C’est vrai, on a l’impression que plus il y a de radios, plus c’est la même radio. Après cette magnifique explosion de création, on a assisté à un long essoufflement. Aujourd’hui, 30 ans après, on ne parle plus de radios libres, mais de radios associatives. Le paysage s’est épuré. Des 293 stations privées reconnues par l’exécutif de la Communauté française en 1986, combien
reste-t-il de radios non commerciales à ce jour ?
Aujourd’hui, on a tendance à penser que tout se joue sur la Toile numérique. Une partie de la création s’y est déjà réfugiée (web-radio, création radiophonique, mini-FM). Certains ne sont pas loin de penser que la « diversité » numérique s’annonce davantage comme la multiplication de programmes clonés que comme une ouverture aux alternatives, aux minorités et aux expérimentations (sans parler des contraintes technico-commerciales, comme le multiplexage, qui signe la fin de l’auto-diffusion) [4]. Peut-on croire à un mouvement comparable aux radios libres sur le Web, que l’on appellerait par exemple « blogs libres » ?

◆ ◆ ◆ ◆ ◆ ◆ ◆

CONSIGNE >> Poursuivez l'article sur les radios libres en reprenant juste après sa dernière phrase.

DONNÉES FOURNIES >>
◆ ◆ ◆ ◆ ◆ ◆ ◆

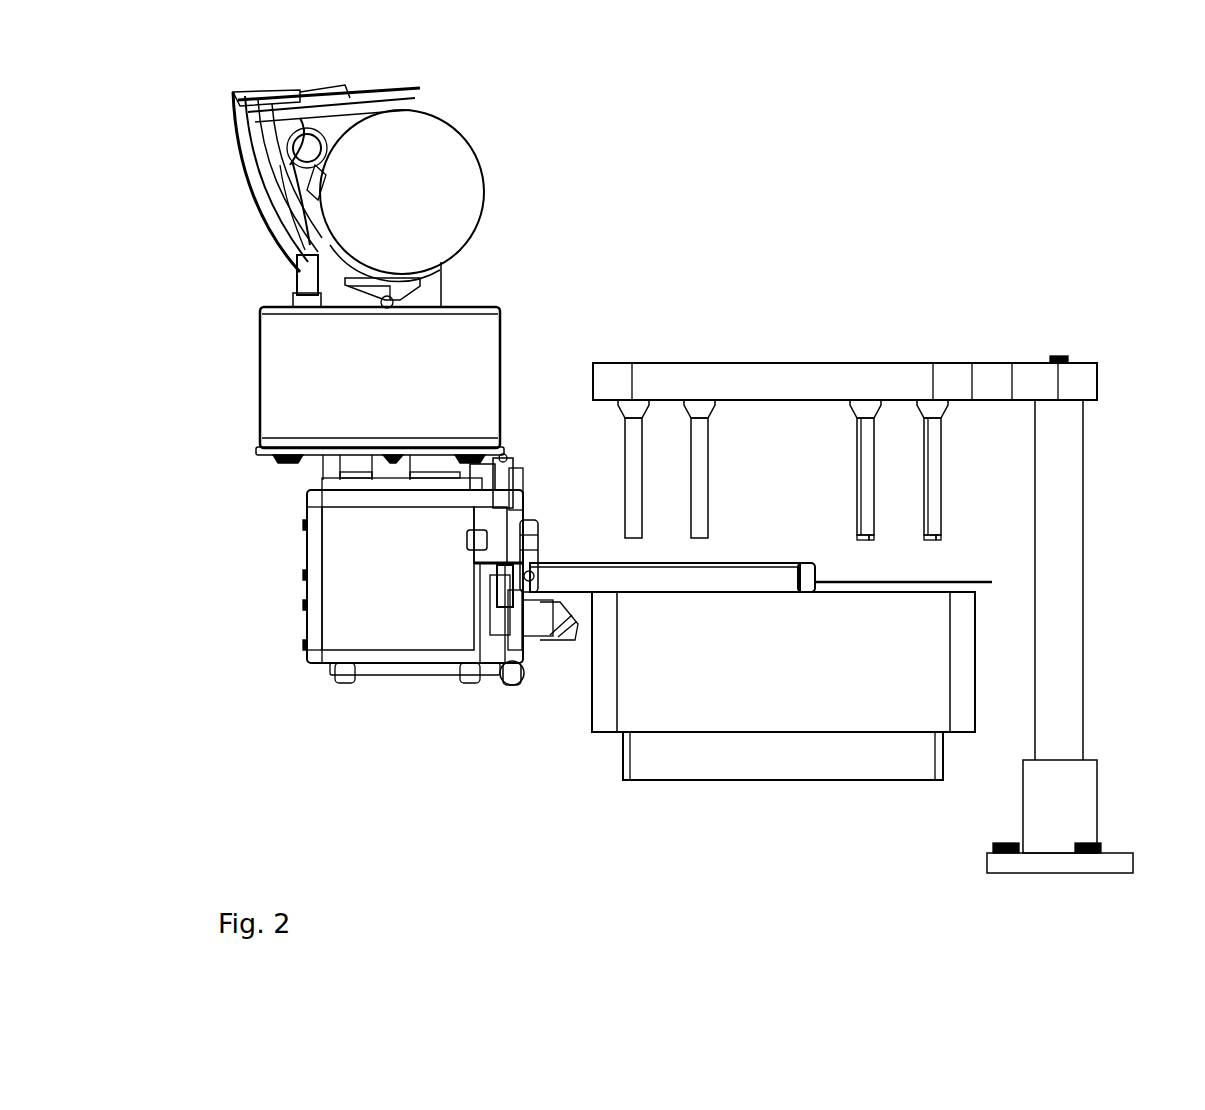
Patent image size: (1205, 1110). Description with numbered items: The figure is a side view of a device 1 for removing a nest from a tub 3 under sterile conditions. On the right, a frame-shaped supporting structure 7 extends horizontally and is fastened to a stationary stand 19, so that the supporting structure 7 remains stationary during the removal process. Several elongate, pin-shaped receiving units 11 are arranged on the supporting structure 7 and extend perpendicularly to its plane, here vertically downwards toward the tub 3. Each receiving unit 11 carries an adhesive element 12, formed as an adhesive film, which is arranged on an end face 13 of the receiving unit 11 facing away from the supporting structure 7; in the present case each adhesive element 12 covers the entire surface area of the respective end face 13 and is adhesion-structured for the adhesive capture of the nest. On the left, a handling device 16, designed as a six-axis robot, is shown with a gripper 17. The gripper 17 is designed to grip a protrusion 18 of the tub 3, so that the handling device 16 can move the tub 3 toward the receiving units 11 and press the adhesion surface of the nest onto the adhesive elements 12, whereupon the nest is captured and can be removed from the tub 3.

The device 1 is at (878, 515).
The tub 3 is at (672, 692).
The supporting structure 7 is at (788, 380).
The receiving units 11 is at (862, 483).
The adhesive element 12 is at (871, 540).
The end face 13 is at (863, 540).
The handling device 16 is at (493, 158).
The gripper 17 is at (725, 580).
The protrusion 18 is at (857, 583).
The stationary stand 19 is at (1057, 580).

◆ ◆ ◆ ◆ ◆ ◆ ◆

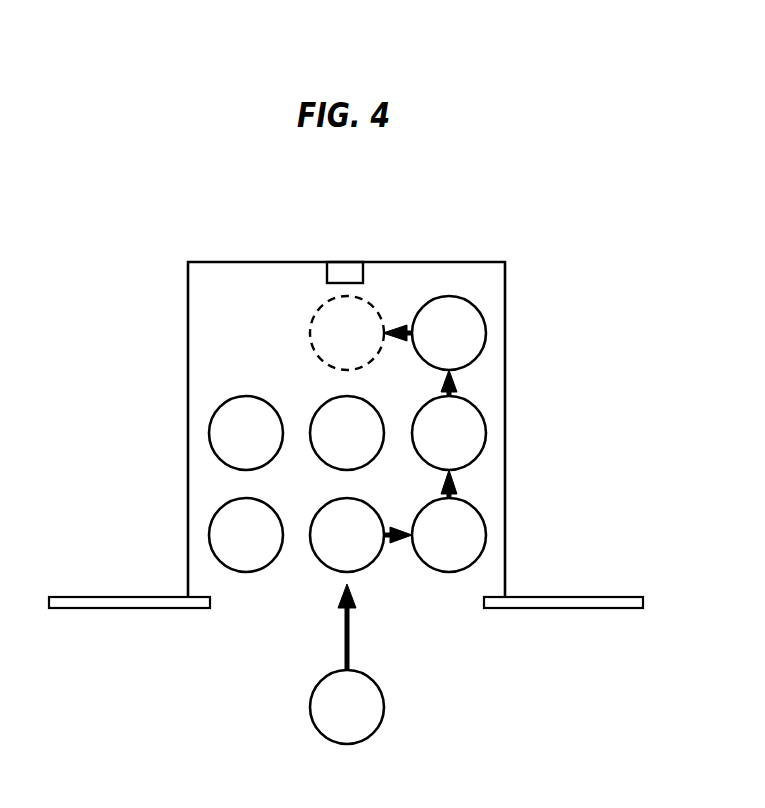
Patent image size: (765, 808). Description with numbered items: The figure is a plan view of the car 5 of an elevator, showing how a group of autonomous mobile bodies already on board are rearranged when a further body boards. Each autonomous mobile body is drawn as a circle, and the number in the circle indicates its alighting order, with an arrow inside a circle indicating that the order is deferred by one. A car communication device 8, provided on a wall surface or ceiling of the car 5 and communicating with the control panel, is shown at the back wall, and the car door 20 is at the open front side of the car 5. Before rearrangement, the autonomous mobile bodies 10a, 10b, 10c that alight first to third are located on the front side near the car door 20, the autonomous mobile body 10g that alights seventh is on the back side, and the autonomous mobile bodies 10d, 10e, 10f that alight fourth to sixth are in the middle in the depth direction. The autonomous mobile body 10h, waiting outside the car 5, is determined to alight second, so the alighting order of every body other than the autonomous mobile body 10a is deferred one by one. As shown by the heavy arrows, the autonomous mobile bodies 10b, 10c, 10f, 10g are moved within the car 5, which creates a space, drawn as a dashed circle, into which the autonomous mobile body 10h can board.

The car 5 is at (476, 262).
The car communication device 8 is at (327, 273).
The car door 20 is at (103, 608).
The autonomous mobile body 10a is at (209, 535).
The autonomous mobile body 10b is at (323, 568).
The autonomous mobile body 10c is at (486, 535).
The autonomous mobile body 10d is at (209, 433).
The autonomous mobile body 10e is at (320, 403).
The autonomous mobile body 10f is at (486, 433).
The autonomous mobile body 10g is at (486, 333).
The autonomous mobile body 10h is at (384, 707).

◆ ◆ ◆ ◆ ◆ ◆ ◆

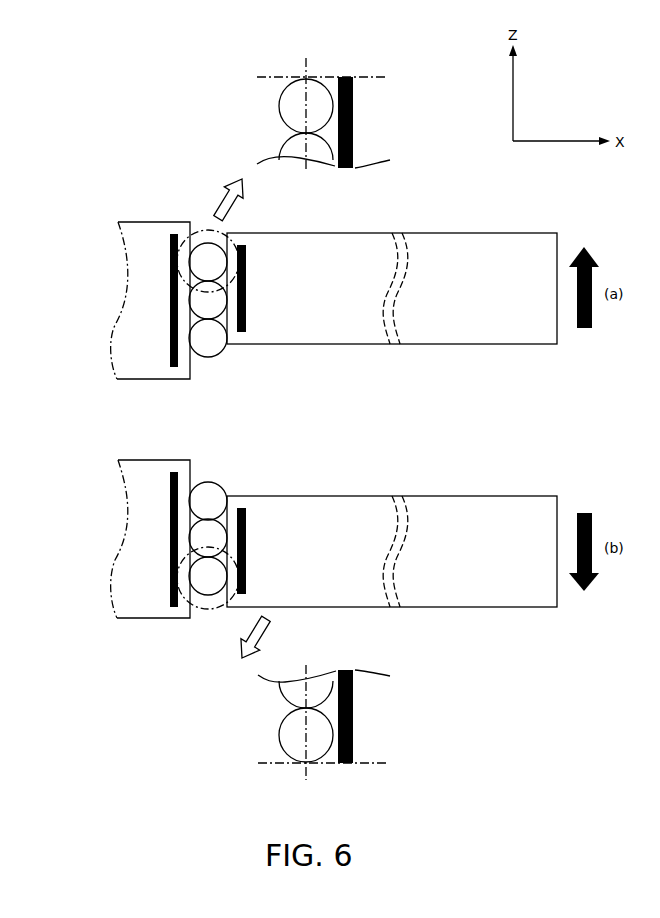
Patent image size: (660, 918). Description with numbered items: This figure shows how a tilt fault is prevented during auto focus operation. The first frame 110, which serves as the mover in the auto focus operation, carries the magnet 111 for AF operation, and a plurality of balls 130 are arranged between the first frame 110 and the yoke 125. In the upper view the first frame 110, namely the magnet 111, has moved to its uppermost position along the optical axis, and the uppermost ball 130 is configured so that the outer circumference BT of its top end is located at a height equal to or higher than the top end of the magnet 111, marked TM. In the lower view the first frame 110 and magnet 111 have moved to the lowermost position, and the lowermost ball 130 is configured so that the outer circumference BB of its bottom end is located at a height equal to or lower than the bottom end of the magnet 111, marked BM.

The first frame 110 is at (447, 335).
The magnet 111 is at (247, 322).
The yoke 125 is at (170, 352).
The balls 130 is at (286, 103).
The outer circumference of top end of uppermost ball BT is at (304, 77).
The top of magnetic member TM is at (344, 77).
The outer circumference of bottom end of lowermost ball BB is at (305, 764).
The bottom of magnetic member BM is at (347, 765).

◆ ◆ ◆ ◆ ◆ ◆ ◆

RÉPONSE RÉDIGÉE >>
La mort de la bande FM est programmée pour dans 10 ou 15 ans. C’est un monde qui disparaît, mais la généralisation du numérique ne va pas nécessairement chambouler la répartition du champ radiophonique, partagé entre radios associatives, privées, et de service public. On se dirige par contre vers une scission des pôles production et diffusion de ces acteurs. Et là, rien ne garantit en effet que les multiplexeurs seront intéressés par la diffusion de petites radios. Si l’autorité publique ne joue pas son rôle de régulateur, on court à la catastrophe. Marc Moulin disait qu’il y a fondamentalement deux manières de faire de la radio : soit faire des programmes pour des auditeurs, soit vendre des auditeurs à des annonceurs. Espérons que la première option ne soit pas supplantée par la seconde.
Notes:
- Radio Caroline, par exemple, à partir de 1964, émettait depuis la Mer du Nord. Voir « Pirates des ondes. Histoire des radios pirates au XXe siècle », L’Harmattan, 2002. ↩
- Elle existe toujours : http://kpfa.org/supportkpfa/. Voir Barbara Epstein, « KPFA, la radio californienne qui résiste », in Le Monde diplomatique, octobre 1999 : www.monde-diplomatique.fr/1999/10/EPSTEIN/12559.html.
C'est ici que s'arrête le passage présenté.